Given instruction
Of all the lines in the data below, how many contain "Slope"? Report that number alone.

Entries with figure data:

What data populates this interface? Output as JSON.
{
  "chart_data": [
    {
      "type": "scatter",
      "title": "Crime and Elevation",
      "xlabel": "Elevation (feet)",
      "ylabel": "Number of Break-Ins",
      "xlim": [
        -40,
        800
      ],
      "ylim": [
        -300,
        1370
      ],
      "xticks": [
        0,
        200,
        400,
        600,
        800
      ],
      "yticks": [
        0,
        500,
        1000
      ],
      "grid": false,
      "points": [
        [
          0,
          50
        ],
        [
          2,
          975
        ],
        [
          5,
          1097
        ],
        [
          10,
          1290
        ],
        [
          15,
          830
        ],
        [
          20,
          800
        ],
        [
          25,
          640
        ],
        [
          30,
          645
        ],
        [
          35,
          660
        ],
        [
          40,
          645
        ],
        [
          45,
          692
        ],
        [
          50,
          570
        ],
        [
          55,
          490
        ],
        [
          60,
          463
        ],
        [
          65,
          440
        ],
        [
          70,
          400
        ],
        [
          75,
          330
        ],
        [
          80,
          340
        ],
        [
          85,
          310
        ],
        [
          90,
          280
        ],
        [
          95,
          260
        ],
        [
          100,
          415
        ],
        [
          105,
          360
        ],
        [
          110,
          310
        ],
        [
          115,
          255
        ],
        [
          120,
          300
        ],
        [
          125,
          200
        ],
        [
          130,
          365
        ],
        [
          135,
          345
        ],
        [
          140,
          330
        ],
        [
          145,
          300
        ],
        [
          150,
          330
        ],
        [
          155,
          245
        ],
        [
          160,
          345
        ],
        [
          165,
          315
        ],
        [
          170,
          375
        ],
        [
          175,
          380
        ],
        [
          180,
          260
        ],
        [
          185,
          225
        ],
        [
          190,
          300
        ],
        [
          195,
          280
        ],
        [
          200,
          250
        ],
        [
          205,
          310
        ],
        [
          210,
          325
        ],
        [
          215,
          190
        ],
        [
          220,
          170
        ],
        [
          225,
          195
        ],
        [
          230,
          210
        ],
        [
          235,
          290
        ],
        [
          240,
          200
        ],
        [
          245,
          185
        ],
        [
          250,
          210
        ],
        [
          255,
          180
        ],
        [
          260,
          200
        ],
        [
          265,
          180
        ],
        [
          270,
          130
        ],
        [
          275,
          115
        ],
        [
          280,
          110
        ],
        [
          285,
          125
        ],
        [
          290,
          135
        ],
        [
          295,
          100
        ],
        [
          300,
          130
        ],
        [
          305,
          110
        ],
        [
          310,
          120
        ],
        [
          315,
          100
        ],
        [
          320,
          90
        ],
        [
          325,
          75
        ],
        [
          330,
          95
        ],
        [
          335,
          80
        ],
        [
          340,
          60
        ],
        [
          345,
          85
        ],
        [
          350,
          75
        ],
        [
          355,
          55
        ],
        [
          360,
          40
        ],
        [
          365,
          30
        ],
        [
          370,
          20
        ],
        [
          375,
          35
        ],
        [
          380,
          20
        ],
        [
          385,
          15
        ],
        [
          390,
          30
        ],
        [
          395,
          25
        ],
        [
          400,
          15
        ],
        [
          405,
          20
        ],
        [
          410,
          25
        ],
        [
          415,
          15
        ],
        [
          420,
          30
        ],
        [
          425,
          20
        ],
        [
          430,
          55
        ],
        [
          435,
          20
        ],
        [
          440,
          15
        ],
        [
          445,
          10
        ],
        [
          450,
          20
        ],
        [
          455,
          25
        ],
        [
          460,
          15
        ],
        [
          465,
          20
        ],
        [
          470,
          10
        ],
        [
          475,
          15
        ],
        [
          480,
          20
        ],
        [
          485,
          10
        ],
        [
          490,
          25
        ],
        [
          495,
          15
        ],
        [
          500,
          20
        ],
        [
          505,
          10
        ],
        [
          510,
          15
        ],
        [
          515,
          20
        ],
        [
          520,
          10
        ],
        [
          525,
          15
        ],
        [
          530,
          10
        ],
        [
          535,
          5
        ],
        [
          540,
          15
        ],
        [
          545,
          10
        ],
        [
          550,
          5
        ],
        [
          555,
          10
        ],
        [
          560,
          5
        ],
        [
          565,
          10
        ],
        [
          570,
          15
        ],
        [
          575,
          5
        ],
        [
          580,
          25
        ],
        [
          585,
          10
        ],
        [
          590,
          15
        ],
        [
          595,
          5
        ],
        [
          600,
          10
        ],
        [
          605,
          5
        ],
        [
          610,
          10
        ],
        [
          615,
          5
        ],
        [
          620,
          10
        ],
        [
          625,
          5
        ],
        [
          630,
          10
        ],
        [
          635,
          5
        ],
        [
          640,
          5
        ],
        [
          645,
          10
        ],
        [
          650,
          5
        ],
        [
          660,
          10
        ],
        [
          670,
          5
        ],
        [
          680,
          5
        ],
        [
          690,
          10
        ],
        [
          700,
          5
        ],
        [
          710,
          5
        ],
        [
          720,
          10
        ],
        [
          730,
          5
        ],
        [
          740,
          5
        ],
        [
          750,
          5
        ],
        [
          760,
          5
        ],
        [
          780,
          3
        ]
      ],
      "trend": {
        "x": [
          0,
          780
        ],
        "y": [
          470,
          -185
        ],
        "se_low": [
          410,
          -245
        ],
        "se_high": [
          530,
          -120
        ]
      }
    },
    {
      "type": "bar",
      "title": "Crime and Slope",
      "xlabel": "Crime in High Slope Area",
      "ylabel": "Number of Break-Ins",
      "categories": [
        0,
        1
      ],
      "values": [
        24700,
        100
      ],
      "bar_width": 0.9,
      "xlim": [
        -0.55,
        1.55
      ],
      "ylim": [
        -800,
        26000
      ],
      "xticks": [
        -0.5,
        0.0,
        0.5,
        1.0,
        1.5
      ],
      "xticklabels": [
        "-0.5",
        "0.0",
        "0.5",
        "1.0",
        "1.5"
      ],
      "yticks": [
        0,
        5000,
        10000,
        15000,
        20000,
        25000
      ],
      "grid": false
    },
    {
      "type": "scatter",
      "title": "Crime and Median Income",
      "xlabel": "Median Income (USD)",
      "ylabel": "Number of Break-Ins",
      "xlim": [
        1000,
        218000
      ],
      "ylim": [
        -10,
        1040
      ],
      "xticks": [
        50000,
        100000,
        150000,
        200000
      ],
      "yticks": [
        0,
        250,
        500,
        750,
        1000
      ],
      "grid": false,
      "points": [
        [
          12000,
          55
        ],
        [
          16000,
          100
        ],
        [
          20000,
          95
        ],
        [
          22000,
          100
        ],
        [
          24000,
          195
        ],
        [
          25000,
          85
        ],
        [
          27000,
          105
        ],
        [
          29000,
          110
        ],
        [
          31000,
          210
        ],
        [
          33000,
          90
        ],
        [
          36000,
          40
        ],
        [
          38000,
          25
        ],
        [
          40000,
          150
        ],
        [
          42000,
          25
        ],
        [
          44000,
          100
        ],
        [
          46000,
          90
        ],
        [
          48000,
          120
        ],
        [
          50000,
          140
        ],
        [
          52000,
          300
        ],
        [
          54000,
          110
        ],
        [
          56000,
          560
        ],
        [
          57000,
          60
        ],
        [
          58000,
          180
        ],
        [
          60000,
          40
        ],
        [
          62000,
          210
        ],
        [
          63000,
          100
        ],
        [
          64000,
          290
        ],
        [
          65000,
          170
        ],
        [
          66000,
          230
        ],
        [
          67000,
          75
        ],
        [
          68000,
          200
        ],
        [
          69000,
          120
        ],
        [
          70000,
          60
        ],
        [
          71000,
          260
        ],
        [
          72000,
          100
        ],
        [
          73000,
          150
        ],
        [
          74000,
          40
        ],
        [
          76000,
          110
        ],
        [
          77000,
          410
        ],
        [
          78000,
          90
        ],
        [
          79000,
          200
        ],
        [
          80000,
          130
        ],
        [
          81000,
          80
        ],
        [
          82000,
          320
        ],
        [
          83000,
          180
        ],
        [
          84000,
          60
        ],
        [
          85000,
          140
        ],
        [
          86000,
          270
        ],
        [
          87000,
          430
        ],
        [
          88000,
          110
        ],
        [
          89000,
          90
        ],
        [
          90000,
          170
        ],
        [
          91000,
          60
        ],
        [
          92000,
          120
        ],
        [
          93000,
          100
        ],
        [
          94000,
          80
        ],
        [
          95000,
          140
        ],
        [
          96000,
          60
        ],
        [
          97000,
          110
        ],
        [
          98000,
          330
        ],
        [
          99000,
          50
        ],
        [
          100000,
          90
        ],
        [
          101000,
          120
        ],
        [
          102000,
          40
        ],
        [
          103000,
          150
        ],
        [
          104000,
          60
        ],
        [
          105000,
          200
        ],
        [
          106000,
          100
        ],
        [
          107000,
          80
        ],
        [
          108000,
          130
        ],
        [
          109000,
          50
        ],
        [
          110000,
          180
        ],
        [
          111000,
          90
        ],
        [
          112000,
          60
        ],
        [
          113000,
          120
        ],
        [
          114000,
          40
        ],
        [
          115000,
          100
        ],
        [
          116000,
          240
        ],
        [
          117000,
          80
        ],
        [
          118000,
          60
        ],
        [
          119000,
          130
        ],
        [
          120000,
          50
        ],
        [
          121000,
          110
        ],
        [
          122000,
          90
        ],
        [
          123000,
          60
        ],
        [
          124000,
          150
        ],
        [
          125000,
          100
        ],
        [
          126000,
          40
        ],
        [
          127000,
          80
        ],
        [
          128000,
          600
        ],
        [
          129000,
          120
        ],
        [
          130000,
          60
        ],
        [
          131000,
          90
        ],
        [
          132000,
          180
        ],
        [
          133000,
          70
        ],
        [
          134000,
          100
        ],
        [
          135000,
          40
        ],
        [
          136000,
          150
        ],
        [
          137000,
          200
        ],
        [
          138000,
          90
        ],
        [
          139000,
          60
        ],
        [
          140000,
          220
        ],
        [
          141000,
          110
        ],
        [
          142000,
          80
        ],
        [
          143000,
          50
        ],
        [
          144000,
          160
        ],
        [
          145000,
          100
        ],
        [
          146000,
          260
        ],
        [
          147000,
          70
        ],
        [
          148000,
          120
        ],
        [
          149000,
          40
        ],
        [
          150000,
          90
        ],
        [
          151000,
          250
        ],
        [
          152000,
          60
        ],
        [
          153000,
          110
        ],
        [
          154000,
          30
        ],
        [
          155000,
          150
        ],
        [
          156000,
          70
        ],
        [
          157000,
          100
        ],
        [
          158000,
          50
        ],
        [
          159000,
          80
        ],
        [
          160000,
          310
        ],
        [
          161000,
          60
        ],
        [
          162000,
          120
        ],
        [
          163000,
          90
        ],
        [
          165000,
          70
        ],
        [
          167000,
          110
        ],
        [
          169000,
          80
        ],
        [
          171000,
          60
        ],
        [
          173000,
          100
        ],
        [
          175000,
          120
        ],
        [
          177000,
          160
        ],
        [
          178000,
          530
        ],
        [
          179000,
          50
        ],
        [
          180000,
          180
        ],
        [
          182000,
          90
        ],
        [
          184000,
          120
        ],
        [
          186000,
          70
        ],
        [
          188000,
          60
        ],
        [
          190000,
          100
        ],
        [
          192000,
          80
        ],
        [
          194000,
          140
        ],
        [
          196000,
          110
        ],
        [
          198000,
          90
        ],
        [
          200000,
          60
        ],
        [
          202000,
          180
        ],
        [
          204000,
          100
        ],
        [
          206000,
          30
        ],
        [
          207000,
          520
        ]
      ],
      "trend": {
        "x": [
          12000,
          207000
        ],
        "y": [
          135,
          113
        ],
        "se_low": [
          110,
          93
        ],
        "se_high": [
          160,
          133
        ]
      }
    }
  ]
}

Written response
2